=== Data lines ===

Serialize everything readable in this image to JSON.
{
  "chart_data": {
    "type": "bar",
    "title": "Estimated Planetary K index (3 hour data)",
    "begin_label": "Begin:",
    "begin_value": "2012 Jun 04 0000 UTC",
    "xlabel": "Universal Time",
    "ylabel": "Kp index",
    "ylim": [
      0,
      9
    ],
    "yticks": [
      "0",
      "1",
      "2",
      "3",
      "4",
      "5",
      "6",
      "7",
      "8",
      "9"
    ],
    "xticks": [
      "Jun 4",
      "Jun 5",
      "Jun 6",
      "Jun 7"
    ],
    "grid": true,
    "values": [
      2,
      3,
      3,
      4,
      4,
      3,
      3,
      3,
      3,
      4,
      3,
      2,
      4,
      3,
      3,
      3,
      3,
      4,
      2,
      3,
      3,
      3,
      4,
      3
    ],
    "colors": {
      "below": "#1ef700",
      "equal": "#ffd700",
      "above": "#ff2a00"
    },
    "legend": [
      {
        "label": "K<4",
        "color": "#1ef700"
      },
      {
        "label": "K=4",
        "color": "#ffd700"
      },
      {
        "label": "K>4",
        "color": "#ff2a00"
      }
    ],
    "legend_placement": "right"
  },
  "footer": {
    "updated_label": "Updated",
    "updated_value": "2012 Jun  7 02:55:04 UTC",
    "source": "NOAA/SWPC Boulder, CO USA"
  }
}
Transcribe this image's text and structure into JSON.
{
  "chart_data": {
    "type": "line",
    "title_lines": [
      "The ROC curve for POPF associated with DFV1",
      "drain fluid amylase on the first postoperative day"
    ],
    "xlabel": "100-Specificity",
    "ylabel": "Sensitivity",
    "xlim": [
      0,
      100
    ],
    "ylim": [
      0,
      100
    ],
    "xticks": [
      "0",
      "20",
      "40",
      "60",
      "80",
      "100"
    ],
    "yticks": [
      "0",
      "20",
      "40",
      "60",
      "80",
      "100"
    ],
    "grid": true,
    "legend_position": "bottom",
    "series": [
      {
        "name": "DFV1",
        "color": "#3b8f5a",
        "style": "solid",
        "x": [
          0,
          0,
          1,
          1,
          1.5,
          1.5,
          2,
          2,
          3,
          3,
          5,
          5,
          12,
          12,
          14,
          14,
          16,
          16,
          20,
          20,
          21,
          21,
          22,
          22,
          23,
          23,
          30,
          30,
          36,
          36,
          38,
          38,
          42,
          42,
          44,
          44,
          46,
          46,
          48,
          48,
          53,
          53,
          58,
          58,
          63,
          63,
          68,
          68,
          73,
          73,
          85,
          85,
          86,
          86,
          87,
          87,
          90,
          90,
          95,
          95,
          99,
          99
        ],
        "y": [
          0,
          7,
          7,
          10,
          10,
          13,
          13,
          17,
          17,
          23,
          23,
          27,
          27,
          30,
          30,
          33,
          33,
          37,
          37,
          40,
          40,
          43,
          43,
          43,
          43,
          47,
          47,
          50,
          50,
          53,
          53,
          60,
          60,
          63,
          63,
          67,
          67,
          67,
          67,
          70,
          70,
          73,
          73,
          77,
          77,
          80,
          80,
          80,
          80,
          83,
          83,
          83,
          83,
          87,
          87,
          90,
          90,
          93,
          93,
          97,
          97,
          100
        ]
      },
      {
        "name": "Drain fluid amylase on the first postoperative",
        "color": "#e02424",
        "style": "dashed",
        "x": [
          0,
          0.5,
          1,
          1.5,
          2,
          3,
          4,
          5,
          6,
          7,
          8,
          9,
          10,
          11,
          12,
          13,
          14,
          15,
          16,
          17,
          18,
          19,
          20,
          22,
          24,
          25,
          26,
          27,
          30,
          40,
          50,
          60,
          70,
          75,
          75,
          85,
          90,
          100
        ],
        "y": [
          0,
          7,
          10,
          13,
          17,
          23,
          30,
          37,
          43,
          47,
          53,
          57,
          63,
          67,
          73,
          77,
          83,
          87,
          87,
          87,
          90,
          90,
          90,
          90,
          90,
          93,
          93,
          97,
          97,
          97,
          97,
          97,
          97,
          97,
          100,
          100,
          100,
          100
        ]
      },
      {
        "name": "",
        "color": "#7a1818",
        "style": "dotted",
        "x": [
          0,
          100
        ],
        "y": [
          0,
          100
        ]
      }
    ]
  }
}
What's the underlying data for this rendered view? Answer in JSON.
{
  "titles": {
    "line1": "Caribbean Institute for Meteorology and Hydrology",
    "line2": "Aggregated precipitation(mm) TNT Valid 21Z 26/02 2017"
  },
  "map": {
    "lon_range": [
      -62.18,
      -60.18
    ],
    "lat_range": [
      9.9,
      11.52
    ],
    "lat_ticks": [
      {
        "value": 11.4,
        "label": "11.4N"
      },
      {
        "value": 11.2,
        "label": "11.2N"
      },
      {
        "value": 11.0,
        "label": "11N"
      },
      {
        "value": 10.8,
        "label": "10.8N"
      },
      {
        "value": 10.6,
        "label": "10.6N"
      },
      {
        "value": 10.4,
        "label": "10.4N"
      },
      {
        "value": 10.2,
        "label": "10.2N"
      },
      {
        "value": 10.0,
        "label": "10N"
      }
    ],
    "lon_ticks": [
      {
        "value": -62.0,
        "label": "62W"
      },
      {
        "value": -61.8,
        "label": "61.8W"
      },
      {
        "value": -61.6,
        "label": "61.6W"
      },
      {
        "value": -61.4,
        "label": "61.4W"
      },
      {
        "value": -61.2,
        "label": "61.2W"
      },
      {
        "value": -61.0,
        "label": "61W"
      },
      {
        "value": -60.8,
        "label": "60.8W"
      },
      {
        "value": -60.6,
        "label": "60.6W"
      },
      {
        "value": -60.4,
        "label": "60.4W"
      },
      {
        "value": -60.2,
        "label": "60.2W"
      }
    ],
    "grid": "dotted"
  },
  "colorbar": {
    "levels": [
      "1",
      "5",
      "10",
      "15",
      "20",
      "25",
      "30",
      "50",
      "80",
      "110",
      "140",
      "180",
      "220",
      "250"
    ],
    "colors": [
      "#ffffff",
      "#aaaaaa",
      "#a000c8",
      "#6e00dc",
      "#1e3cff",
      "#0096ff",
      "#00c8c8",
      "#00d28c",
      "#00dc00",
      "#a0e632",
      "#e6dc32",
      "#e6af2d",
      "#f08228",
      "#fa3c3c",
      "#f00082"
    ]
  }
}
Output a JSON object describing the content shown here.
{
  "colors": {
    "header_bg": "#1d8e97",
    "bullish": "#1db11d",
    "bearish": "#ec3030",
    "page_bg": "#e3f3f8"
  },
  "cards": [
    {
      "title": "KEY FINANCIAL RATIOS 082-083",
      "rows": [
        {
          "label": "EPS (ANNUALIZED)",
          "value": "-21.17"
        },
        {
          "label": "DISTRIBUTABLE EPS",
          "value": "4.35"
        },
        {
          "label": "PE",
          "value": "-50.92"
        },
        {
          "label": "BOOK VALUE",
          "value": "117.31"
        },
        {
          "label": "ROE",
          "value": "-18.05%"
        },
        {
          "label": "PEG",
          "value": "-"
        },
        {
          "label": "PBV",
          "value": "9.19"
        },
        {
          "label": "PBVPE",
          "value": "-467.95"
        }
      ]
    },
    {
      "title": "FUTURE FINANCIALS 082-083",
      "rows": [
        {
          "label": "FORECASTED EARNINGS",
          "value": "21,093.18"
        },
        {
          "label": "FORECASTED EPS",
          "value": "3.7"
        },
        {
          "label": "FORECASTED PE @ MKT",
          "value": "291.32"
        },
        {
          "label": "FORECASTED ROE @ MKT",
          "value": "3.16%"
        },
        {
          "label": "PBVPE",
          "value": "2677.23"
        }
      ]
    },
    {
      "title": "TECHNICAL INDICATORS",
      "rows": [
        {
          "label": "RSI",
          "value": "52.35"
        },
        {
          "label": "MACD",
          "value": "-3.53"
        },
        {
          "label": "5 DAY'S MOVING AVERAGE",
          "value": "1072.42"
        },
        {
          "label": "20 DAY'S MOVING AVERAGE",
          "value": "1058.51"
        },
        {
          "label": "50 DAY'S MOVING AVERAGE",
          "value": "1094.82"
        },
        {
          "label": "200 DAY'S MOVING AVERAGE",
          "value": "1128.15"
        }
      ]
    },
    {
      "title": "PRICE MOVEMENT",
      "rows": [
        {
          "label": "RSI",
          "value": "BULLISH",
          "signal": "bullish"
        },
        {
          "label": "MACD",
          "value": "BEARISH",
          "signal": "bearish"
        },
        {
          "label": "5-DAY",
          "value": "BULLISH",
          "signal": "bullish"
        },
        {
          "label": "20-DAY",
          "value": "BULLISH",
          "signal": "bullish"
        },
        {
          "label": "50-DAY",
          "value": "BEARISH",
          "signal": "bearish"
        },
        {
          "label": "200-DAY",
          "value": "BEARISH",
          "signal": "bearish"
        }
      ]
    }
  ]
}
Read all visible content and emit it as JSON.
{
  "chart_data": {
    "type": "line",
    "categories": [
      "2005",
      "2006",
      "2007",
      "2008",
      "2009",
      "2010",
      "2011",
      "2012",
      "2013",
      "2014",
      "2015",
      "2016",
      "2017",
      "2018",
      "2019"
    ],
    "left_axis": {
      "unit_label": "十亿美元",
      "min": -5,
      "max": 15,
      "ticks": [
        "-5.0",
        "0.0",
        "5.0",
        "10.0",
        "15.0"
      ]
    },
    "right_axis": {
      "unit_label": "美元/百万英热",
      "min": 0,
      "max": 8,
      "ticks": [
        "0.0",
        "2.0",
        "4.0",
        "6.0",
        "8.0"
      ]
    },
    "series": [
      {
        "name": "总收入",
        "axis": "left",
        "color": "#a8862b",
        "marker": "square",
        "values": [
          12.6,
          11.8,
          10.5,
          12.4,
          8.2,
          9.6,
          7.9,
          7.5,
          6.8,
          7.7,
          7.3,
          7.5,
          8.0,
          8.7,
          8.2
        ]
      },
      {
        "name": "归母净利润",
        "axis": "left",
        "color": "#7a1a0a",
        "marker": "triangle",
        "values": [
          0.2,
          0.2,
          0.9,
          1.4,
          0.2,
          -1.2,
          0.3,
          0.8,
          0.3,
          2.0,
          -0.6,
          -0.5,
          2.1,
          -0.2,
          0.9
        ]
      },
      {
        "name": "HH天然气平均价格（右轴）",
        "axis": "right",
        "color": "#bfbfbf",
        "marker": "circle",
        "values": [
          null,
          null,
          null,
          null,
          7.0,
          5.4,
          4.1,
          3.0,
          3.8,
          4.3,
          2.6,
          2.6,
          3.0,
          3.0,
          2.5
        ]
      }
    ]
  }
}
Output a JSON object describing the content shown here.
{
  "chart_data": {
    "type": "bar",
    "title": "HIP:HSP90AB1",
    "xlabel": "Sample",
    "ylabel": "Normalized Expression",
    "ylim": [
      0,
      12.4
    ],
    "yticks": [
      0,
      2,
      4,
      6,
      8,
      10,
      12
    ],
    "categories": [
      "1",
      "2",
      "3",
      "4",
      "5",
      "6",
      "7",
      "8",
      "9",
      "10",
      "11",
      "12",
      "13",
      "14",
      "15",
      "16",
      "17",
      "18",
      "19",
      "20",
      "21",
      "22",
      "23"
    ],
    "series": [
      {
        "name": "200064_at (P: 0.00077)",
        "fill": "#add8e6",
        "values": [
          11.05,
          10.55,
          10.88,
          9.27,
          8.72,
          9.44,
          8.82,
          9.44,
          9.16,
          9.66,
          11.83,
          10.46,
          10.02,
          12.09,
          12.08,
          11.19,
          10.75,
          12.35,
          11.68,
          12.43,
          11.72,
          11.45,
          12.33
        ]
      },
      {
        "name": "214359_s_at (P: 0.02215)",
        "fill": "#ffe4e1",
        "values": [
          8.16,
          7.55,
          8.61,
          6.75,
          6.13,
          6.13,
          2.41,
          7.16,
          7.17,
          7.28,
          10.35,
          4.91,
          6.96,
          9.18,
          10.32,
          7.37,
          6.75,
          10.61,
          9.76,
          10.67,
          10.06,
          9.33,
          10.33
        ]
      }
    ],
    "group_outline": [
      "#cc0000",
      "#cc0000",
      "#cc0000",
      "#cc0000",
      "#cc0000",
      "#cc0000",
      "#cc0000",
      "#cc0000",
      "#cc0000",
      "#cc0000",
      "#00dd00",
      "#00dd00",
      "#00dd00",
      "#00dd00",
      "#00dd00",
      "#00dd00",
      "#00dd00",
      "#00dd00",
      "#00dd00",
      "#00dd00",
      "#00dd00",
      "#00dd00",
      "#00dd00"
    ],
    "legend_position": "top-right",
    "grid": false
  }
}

===

The request => Show all lines from the records above where the word "style" occurs.

The solution =>
        "style": "solid",
        "style": "dashed",
        "style": "dotted",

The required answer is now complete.